Stored records
========
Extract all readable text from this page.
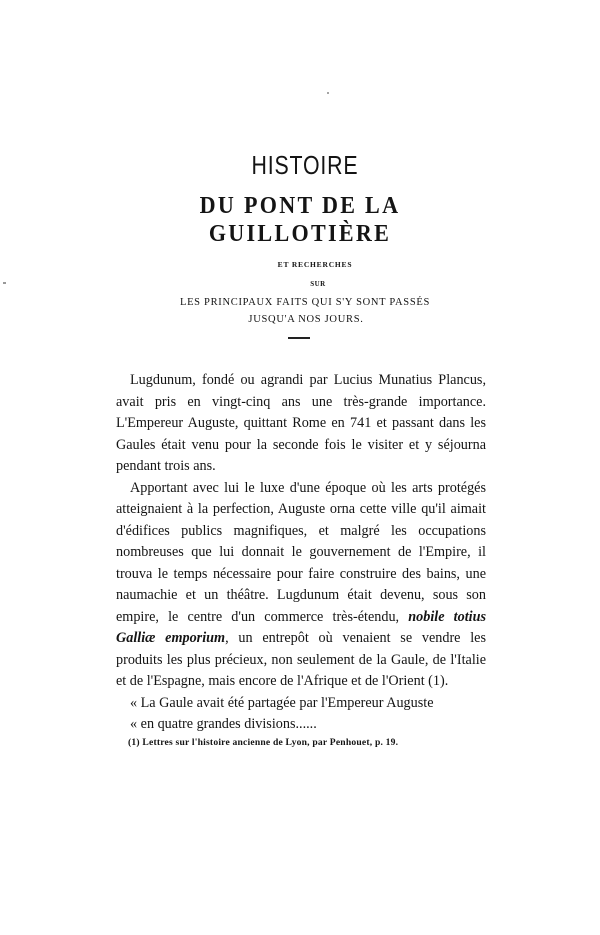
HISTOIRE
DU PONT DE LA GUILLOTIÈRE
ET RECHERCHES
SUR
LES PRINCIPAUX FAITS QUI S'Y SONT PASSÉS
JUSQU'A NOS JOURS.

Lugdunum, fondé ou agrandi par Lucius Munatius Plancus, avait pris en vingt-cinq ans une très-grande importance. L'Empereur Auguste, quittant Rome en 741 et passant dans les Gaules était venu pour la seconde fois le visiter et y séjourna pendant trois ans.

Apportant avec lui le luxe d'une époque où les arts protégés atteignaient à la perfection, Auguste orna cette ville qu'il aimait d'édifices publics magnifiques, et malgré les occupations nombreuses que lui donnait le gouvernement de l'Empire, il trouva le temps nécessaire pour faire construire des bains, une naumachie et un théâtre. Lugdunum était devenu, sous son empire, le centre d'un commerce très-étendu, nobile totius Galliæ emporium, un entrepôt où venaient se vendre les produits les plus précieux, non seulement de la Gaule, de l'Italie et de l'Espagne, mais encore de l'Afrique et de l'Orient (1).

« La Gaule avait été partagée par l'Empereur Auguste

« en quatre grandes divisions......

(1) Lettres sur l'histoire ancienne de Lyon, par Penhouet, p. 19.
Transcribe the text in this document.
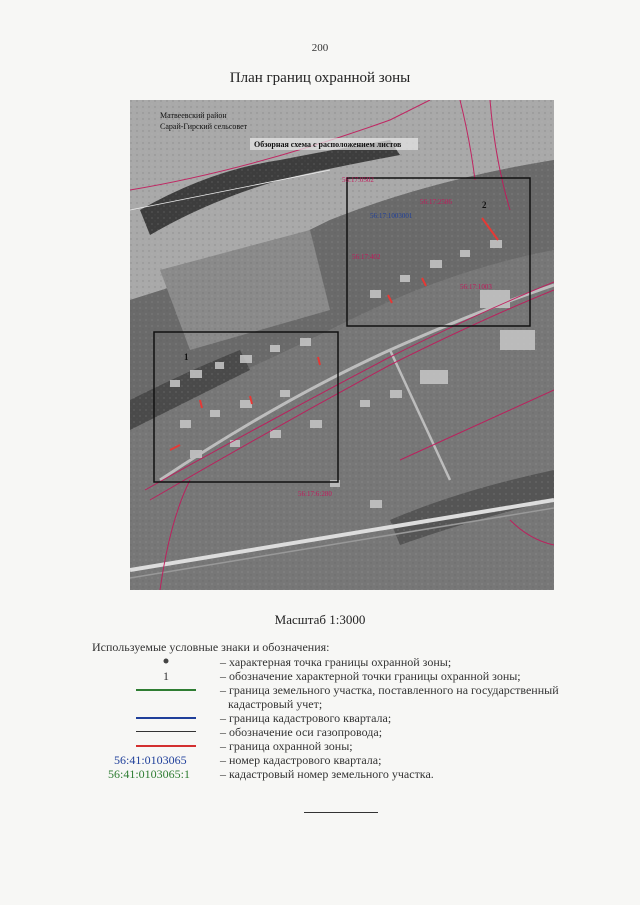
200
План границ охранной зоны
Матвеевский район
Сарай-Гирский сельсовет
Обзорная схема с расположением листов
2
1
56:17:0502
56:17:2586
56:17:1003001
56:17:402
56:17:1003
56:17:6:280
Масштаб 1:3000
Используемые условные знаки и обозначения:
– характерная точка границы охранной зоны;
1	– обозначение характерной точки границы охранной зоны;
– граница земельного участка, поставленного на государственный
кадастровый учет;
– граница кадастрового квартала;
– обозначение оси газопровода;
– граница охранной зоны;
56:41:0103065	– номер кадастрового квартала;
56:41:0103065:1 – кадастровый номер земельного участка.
========
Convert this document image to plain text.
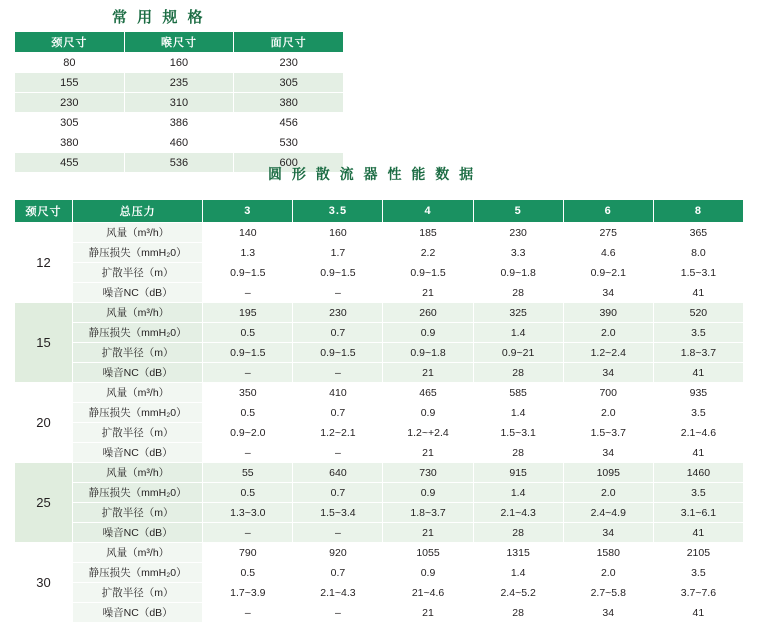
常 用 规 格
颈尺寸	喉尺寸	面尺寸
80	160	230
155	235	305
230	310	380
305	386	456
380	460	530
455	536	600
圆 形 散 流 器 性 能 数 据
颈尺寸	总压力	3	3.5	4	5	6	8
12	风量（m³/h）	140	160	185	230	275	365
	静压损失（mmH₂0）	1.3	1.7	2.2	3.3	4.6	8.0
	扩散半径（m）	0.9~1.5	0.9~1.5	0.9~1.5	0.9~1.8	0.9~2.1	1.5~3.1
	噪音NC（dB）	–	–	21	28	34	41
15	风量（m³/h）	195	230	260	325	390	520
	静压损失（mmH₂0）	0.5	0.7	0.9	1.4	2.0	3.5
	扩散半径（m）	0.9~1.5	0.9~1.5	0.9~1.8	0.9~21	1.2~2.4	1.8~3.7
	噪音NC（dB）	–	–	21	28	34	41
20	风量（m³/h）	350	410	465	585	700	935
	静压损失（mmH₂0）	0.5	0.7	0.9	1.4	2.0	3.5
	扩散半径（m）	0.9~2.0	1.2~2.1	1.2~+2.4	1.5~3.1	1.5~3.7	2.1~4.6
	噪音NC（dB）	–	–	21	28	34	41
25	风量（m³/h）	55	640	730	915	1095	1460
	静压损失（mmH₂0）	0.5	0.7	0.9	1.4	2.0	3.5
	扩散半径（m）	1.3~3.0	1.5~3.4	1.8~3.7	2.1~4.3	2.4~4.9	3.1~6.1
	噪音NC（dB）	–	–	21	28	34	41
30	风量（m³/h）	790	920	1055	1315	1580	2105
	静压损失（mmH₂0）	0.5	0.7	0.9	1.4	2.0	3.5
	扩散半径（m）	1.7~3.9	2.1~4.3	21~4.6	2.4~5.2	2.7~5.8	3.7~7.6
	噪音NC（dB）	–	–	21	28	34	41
========
:: What the task requires ::
Reply with one number: the count of lines in the entries that include the word "квартала".

:: Exercise solution ::
2